[Dataset items]
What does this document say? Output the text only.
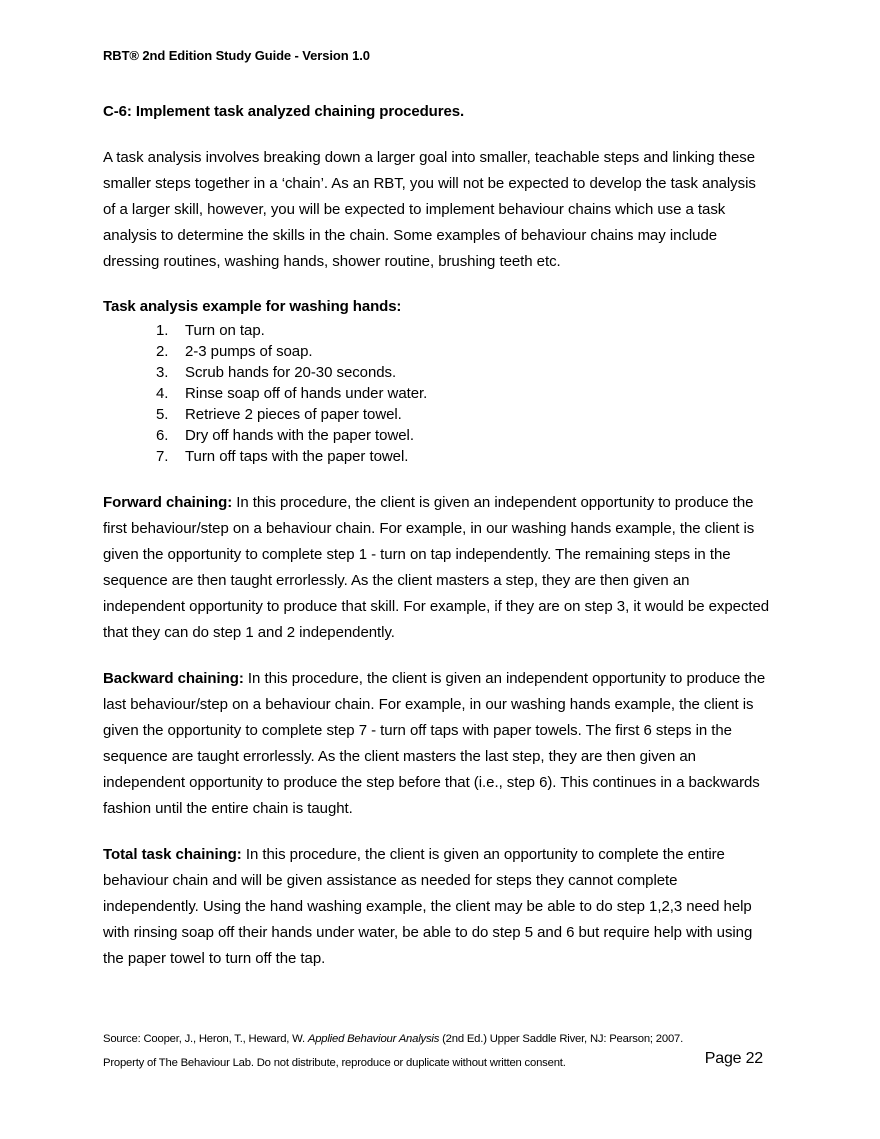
RBT® 2nd Edition Study Guide - Version 1.0
C-6: Implement task analyzed chaining procedures.

A task analysis involves breaking down a larger goal into smaller, teachable steps and linking these smaller steps together in a ‘chain’. As an RBT, you will not be expected to develop the task analysis of a larger skill, however, you will be expected to implement behaviour chains which use a task analysis to determine the skills in the chain. Some examples of behaviour chains may include dressing routines, washing hands, shower routine, brushing teeth etc.

Task analysis example for washing hands:
Turn on tap.
2-3 pumps of soap.
Scrub hands for 20-30 seconds.
Rinse soap off of hands under water.
Retrieve 2 pieces of paper towel.
Dry off hands with the paper towel.
Turn off taps with the paper towel.

Forward chaining: In this procedure, the client is given an independent opportunity to produce the first behaviour/step on a behaviour chain. For example, in our washing hands example, the client is given the opportunity to complete step 1 - turn on tap independently. The remaining steps in the sequence are then taught errorlessly. As the client masters a step, they are then given an independent opportunity to produce that skill. For example, if they are on step 3, it would be expected that they can do step 1 and 2 independently.

Backward chaining: In this procedure, the client is given an independent opportunity to produce the last behaviour/step on a behaviour chain. For example, in our washing hands example, the client is given the opportunity to complete step 7 - turn off taps with paper towels. The first 6 steps in the sequence are taught errorlessly. As the client masters the last step, they are then given an independent opportunity to produce the step before that (i.e., step 6). This continues in a backwards fashion until the entire chain is taught.

Total task chaining: In this procedure, the client is given an opportunity to complete the entire behaviour chain and will be given assistance as needed for steps they cannot complete independently. Using the hand washing example, the client may be able to do step 1,2,3 need help with rinsing soap off their hands under water, be able to do step 5 and 6 but require help with using the paper towel to turn off the tap.

Source: Cooper, J., Heron, T., Heward, W. Applied Behaviour Analysis (2nd Ed.) Upper Saddle River, NJ: Pearson; 2007.
Property of The Behaviour Lab. Do not distribute, reproduce or duplicate without written consent.	Page 22
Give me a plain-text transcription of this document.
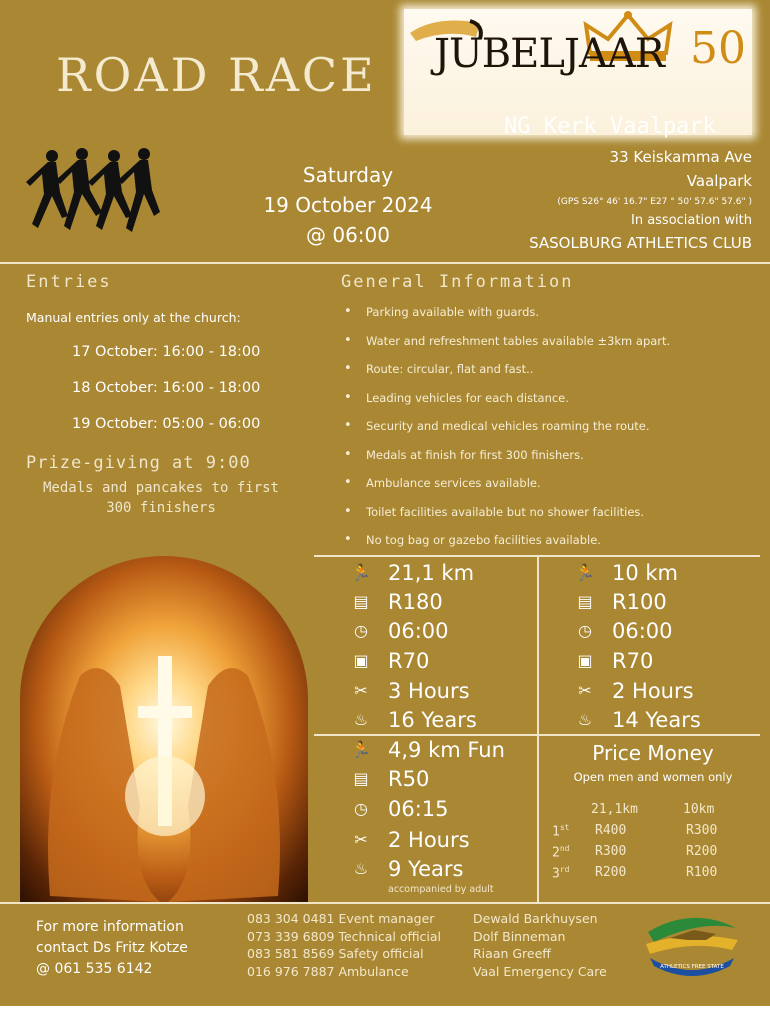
ROAD RACE JUBELJAAR 50
NG Kerk Vaalpark
Saturday
19 October 2024
@ 06:00
33 Keiskamma Ave
Vaalpark
(GPS S26° 46' 16.7" E27 ° 50' 57.6" 57.6" )
In association with
SASOLBURG ATHLETICS CLUB
Entries
Manual entries only at the church:
17 October: 16:00 - 18:00
18 October: 16:00 - 18:00
19 October: 05:00 - 06:00
Prize-giving at 9:00
Medals and pancakes to first
300 finishers
General Information
• Parking available with guards.
• Water and refreshment tables available ±3km apart.
• Route: circular, flat and fast..
• Leading vehicles for each distance.
• Security and medical vehicles roaming the route.
• Medals at finish for first 300 finishers.
• Ambulance services available.
• Toilet facilities available but no shower facilities.
• No tog bag or gazebo facilities available.
🏃 21,1 km
▤ R180
◷ 06:00
▣ R70
✂ 3 Hours
♨ 16 Years
🏃 10 km
▤ R100
◷ 06:00
▣ R70
✂ 2 Hours
♨ 14 Years
🏃 4,9 km Fun
▤ R50
◷ 06:15
✂ 2 Hours
♨ 9 Years
accompanied by adult
Price Money
Open men and women only
21,1km	10km
1st R400	R300
2nd R300	R200
3rd R200	R100
For more information
contact Ds Fritz Kotze
@ 061 535 6142
083 304 0481 Event manager
073 339 6809 Technical official
083 581 8569 Safety official
016 976 7887 Ambulance
Dewald Barkhuysen
Dolf Binneman
Riaan Greeff
Vaal Emergency Care	ATHLETICS FREE STATE
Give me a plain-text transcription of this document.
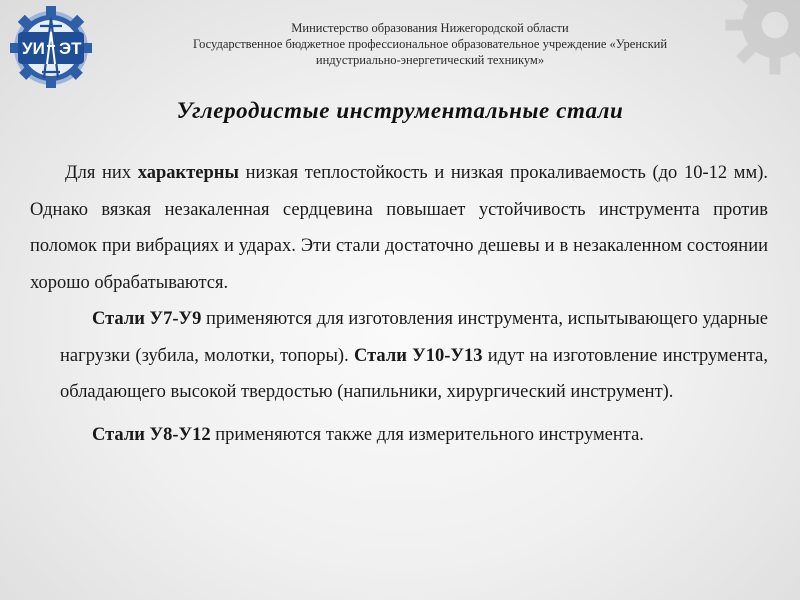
УИ ЭТ
Министерство образования Нижегородской области
Государственное бюджетное профессиональное образовательное учреждение «Уренский
индустриально-энергетический техникум»
Углеродистые инструментальные стали

Для них характерны низкая теплостойкость и низкая прокаливаемость (до 10-12 мм). Однако вязкая незакаленная сердцевина повышает устойчивость инструмента против поломок при вибрациях и ударах. Эти стали достаточно дешевы и в незакаленном состоянии хорошо обрабатываются.

Стали У7-У9 применяются для изготовления инструмента, испытывающего ударные нагрузки (зубила, молотки, топоры). Стали У10-У13 идут на изготовление инструмента, обладающего высокой твердостью (напильники, хирургический инструмент).

Стали У8-У12 применяются также для измерительного инструмента.
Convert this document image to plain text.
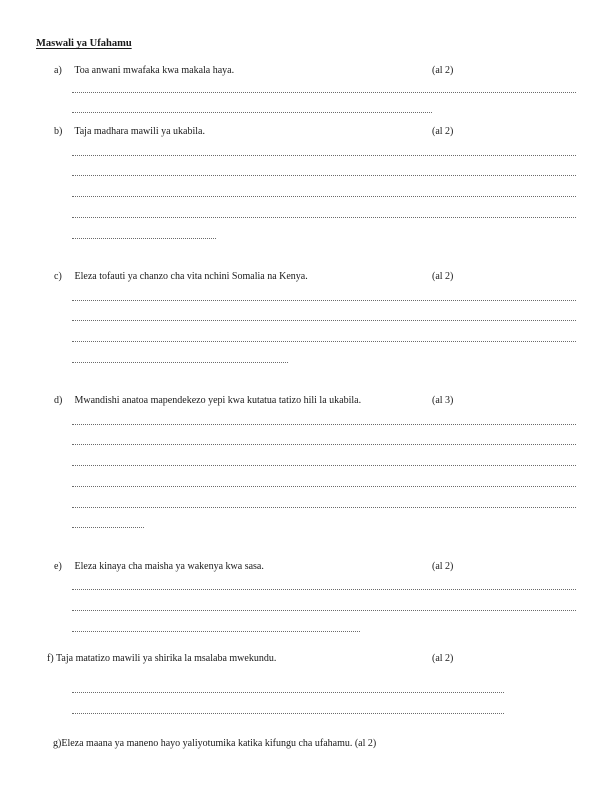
Maswali ya Ufahamu
a) Toa anwani mwafaka kwa makala haya.	(al 2)
b) Taja madhara mawili ya ukabila.	(al 2)
c) Eleza tofauti ya chanzo cha vita nchini Somalia na Kenya.	(al 2)
d) Mwandishi anatoa mapendekezo yepi kwa kutatua tatizo hili la ukabila.	(al 3)
e) Eleza kinaya cha maisha ya wakenya kwa sasa.	(al 2)
f) Taja matatizo mawili ya shirika la msalaba mwekundu.	(al 2)
g)Eleza maana ya maneno hayo yaliyotumika katika kifungu cha ufahamu. (al 2)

• PROBLEM DETAILS
All the records need to be repeated exactly, with the images dropped.

• RESPONSE TO THE EXERCISE
What does this document say? Output the text only.
RBT® 2nd Edition Study Guide - Version 1.0
C-6: Implement task analyzed chaining procedures.

A task analysis involves breaking down a larger goal into smaller, teachable steps and linking these smaller steps together in a ‘chain’. As an RBT, you will not be expected to develop the task analysis of a larger skill, however, you will be expected to implement behaviour chains which use a task analysis to determine the skills in the chain. Some examples of behaviour chains may include dressing routines, washing hands, shower routine, brushing teeth etc.

Task analysis example for washing hands:
Turn on tap.
2-3 pumps of soap.
Scrub hands for 20-30 seconds.
Rinse soap off of hands under water.
Retrieve 2 pieces of paper towel.
Dry off hands with the paper towel.
Turn off taps with the paper towel.

Forward chaining: In this procedure, the client is given an independent opportunity to produce the first behaviour/step on a behaviour chain. For example, in our washing hands example, the client is given the opportunity to complete step 1 - turn on tap independently. The remaining steps in the sequence are then taught errorlessly. As the client masters a step, they are then given an independent opportunity to produce that skill. For example, if they are on step 3, it would be expected that they can do step 1 and 2 independently.

Backward chaining: In this procedure, the client is given an independent opportunity to produce the last behaviour/step on a behaviour chain. For example, in our washing hands example, the client is given the opportunity to complete step 7 - turn off taps with paper towels. The first 6 steps in the sequence are taught errorlessly. As the client masters the last step, they are then given an independent opportunity to produce the step before that (i.e., step 6). This continues in a backwards fashion until the entire chain is taught.

Total task chaining: In this procedure, the client is given an opportunity to complete the entire behaviour chain and will be given assistance as needed for steps they cannot complete independently. Using the hand washing example, the client may be able to do step 1,2,3 need help with rinsing soap off their hands under water, be able to do step 5 and 6 but require help with using the paper towel to turn off the tap.

Source: Cooper, J., Heron, T., Heward, W. Applied Behaviour Analysis (2nd Ed.) Upper Saddle River, NJ: Pearson; 2007.
Property of The Behaviour Lab. Do not distribute, reproduce or duplicate without written consent.	Page 22
Give me a plain-text transcription of this document.
ROAD RACE JUBELJAAR 50
NG Kerk Vaalpark
Saturday
19 October 2024
@ 06:00
33 Keiskamma Ave
Vaalpark
(GPS S26° 46' 16.7" E27 ° 50' 57.6" 57.6" )
In association with
SASOLBURG ATHLETICS CLUB
Entries
Manual entries only at the church:
17 October: 16:00 - 18:00
18 October: 16:00 - 18:00
19 October: 05:00 - 06:00
Prize-giving at 9:00
Medals and pancakes to first
300 finishers
General Information
• Parking available with guards.
• Water and refreshment tables available ±3km apart.
• Route: circular, flat and fast..
• Leading vehicles for each distance.
• Security and medical vehicles roaming the route.
• Medals at finish for first 300 finishers.
• Ambulance services available.
• Toilet facilities available but no shower facilities.
• No tog bag or gazebo facilities available.
🏃 21,1 km
▤ R180
◷ 06:00
▣ R70
✂ 3 Hours
♨ 16 Years
🏃 10 km
▤ R100
◷ 06:00
▣ R70
✂ 2 Hours
♨ 14 Years
🏃 4,9 km Fun
▤ R50
◷ 06:15
✂ 2 Hours
♨ 9 Years
accompanied by adult
Price Money
Open men and women only
21,1km	10km
1st R400	R300
2nd R300	R200
3rd R200	R100
For more information
contact Ds Fritz Kotze
@ 061 535 6142
083 304 0481 Event manager
073 339 6809 Technical official
083 581 8569 Safety official
016 976 7887 Ambulance
Dewald Barkhuysen
Dolf Binneman
Riaan Greeff
Vaal Emergency Care	ATHLETICS FREE STATE
Give me a plain-text transcription of this document.
УИ ЭТ
Министерство образования Нижегородской области
Государственное бюджетное профессиональное образовательное учреждение «Уренский
индустриально-энергетический техникум»
Углеродистые инструментальные стали

Для них характерны низкая теплостойкость и низкая прокаливаемость (до 10-12 мм). Однако вязкая незакаленная сердцевина повышает устойчивость инструмента против поломок при вибрациях и ударах. Эти стали достаточно дешевы и в незакаленном состоянии хорошо обрабатываются.

Стали У7-У9 применяются для изготовления инструмента, испытывающего ударные нагрузки (зубила, молотки, топоры). Стали У10-У13 идут на изготовление инструмента, обладающего высокой твердостью (напильники, хирургический инструмент).

Стали У8-У12 применяются также для измерительного инструмента.
Convert this document image to plain text.
Maswali ya Ufahamu
a) Toa anwani mwafaka kwa makala haya.	(al 2)
b) Taja madhara mawili ya ukabila.	(al 2)
c) Eleza tofauti ya chanzo cha vita nchini Somalia na Kenya.	(al 2)
d) Mwandishi anatoa mapendekezo yepi kwa kutatua tatizo hili la ukabila.	(al 3)
e) Eleza kinaya cha maisha ya wakenya kwa sasa.	(al 2)
f) Taja matatizo mawili ya shirika la msalaba mwekundu.	(al 2)
g)Eleza maana ya maneno hayo yaliyotumika katika kifungu cha ufahamu. (al 2)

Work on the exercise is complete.